# [Required work]
Copy out the listing that follows exactly, dropping every picture.

# start of Exercise input

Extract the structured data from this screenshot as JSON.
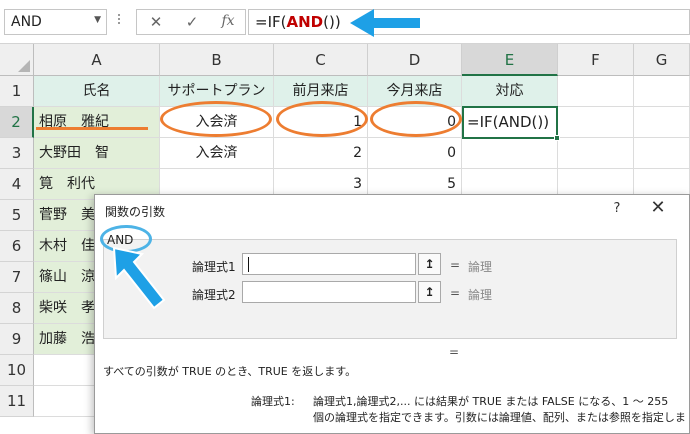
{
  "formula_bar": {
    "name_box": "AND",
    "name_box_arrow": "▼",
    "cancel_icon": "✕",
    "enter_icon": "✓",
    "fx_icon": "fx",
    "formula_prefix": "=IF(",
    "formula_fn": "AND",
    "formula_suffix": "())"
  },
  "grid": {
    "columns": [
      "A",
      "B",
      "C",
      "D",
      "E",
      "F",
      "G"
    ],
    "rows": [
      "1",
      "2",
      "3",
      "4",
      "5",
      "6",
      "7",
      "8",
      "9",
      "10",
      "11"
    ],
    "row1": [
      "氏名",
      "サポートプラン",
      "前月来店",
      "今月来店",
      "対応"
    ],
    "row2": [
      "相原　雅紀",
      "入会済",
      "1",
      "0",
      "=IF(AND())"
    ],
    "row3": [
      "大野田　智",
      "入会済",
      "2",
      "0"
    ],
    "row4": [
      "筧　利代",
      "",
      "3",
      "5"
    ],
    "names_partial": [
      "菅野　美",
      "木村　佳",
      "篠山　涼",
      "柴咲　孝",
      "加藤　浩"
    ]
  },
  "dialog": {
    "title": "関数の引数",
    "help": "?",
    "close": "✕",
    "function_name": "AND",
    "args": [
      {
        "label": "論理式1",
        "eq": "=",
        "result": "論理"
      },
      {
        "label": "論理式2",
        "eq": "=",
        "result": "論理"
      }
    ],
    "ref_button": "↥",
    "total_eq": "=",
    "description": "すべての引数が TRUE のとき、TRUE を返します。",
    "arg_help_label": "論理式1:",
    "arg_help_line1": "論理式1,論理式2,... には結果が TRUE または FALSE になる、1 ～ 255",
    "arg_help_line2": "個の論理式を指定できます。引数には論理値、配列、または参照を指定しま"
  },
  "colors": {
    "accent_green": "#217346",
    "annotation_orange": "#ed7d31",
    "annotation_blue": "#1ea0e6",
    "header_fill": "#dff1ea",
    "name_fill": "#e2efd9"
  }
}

# end of Exercise input

# [Answer for this exercise]
Extract the structured data from this screenshot as JSON.
{
  "formula_bar": {
    "name_box": "AND",
    "name_box_arrow": "▼",
    "cancel_icon": "✕",
    "enter_icon": "✓",
    "fx_icon": "fx",
    "formula_prefix": "=IF(",
    "formula_fn": "AND",
    "formula_suffix": "())"
  },
  "grid": {
    "columns": [
      "A",
      "B",
      "C",
      "D",
      "E",
      "F",
      "G"
    ],
    "rows": [
      "1",
      "2",
      "3",
      "4",
      "5",
      "6",
      "7",
      "8",
      "9",
      "10",
      "11"
    ],
    "row1": [
      "氏名",
      "サポートプラン",
      "前月来店",
      "今月来店",
      "対応"
    ],
    "row2": [
      "相原　雅紀",
      "入会済",
      "1",
      "0",
      "=IF(AND())"
    ],
    "row3": [
      "大野田　智",
      "入会済",
      "2",
      "0"
    ],
    "row4": [
      "筧　利代",
      "",
      "3",
      "5"
    ],
    "names_partial": [
      "菅野　美",
      "木村　佳",
      "篠山　涼",
      "柴咲　孝",
      "加藤　浩"
    ]
  },
  "dialog": {
    "title": "関数の引数",
    "help": "?",
    "close": "✕",
    "function_name": "AND",
    "args": [
      {
        "label": "論理式1",
        "eq": "=",
        "result": "論理"
      },
      {
        "label": "論理式2",
        "eq": "=",
        "result": "論理"
      }
    ],
    "ref_button": "↥",
    "total_eq": "=",
    "description": "すべての引数が TRUE のとき、TRUE を返します。",
    "arg_help_label": "論理式1:",
    "arg_help_line1": "論理式1,論理式2,... には結果が TRUE または FALSE になる、1 ～ 255",
    "arg_help_line2": "個の論理式を指定できます。引数には論理値、配列、または参照を指定しま"
  },
  "colors": {
    "accent_green": "#217346",
    "annotation_orange": "#ed7d31",
    "annotation_blue": "#1ea0e6",
    "header_fill": "#dff1ea",
    "name_fill": "#e2efd9"
  }
}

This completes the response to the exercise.